* Begin Available records *

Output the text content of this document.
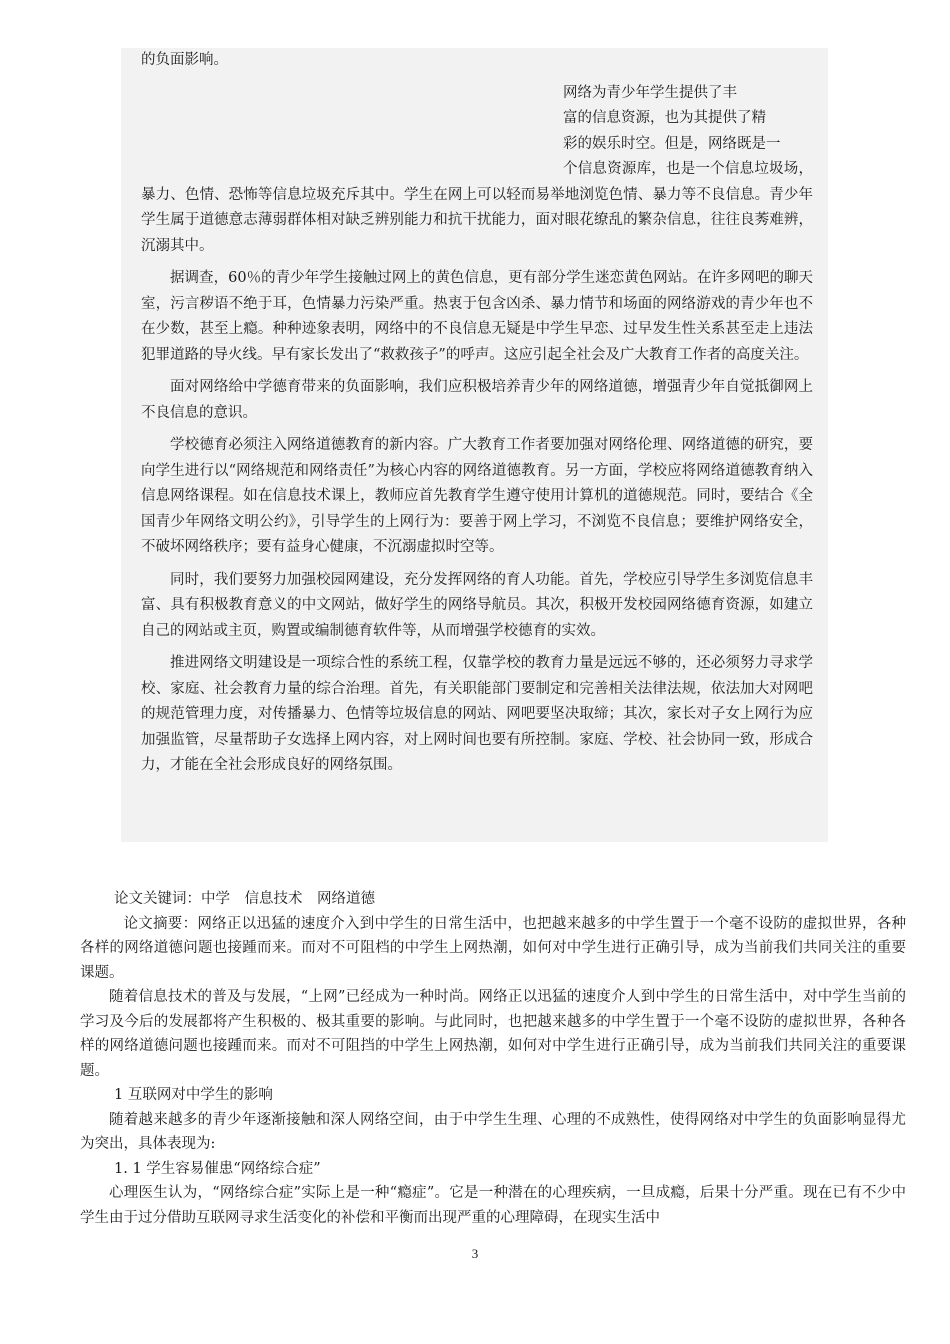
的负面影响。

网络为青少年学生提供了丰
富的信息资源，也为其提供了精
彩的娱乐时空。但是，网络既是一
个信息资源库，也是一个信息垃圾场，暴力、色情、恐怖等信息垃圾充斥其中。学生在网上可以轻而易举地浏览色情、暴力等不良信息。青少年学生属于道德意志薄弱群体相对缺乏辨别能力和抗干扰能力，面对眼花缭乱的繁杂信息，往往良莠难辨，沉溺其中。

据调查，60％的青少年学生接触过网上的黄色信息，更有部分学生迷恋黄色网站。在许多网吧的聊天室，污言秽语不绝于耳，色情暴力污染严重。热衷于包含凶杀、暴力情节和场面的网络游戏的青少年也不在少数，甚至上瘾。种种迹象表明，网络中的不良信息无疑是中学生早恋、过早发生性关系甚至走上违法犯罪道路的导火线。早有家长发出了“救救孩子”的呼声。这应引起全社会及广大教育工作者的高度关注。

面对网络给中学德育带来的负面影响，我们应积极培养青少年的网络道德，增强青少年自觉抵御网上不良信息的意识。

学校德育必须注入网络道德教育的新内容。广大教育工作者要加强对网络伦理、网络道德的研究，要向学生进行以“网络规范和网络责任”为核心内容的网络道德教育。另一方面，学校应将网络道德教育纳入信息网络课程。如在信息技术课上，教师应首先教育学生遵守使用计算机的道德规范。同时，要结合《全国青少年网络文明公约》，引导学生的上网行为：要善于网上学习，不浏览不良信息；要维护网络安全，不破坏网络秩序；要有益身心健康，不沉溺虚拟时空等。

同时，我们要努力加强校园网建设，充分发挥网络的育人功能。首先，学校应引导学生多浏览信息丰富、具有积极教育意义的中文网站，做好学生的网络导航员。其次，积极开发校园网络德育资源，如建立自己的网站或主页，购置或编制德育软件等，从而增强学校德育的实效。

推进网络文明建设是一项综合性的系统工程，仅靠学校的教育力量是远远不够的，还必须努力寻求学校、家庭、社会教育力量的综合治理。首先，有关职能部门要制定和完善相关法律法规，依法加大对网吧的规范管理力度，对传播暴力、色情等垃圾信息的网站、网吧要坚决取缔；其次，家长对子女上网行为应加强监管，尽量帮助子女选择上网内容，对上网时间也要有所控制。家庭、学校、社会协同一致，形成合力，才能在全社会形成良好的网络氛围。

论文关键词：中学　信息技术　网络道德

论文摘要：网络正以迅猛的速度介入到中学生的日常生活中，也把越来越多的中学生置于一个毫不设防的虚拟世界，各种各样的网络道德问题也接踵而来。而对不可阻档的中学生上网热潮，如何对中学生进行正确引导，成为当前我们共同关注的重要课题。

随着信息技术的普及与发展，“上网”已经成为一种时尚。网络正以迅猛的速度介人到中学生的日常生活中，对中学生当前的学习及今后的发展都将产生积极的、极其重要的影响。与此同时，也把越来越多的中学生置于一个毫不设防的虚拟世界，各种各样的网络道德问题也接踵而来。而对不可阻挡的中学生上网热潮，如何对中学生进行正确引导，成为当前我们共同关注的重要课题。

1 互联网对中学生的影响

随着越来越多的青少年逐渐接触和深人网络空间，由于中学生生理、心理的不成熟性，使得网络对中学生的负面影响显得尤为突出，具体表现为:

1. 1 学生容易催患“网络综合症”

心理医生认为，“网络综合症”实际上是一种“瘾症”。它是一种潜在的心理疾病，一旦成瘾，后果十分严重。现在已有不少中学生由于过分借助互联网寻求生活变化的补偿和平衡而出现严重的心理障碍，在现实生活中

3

* End Available records *

Exercise prompt. Copy all lines from the material that include "如何对中学生进行正确引导".

Task answer.
论文摘要：网络正以迅猛的速度介入到中学生的日常生活中，也把越来越多的中学生置于一个毫不设防的虚拟世界，各种各样的网络道德问题也接踵而来。而对不可阻档的中学生上网热潮，如何对中学生进行正确引导，成为当前我们共同关注的重要课题。
随着信息技术的普及与发展，“上网”已经成为一种时尚。网络正以迅猛的速度介人到中学生的日常生活中，对中学生当前的学习及今后的发展都将产生积极的、极其重要的影响。与此同时，也把越来越多的中学生置于一个毫不设防的虚拟世界，各种各样的网络道德问题也接踵而来。而对不可阻挡的中学生上网热潮，如何对中学生进行正确引导，成为当前我们共同关注的重要课题。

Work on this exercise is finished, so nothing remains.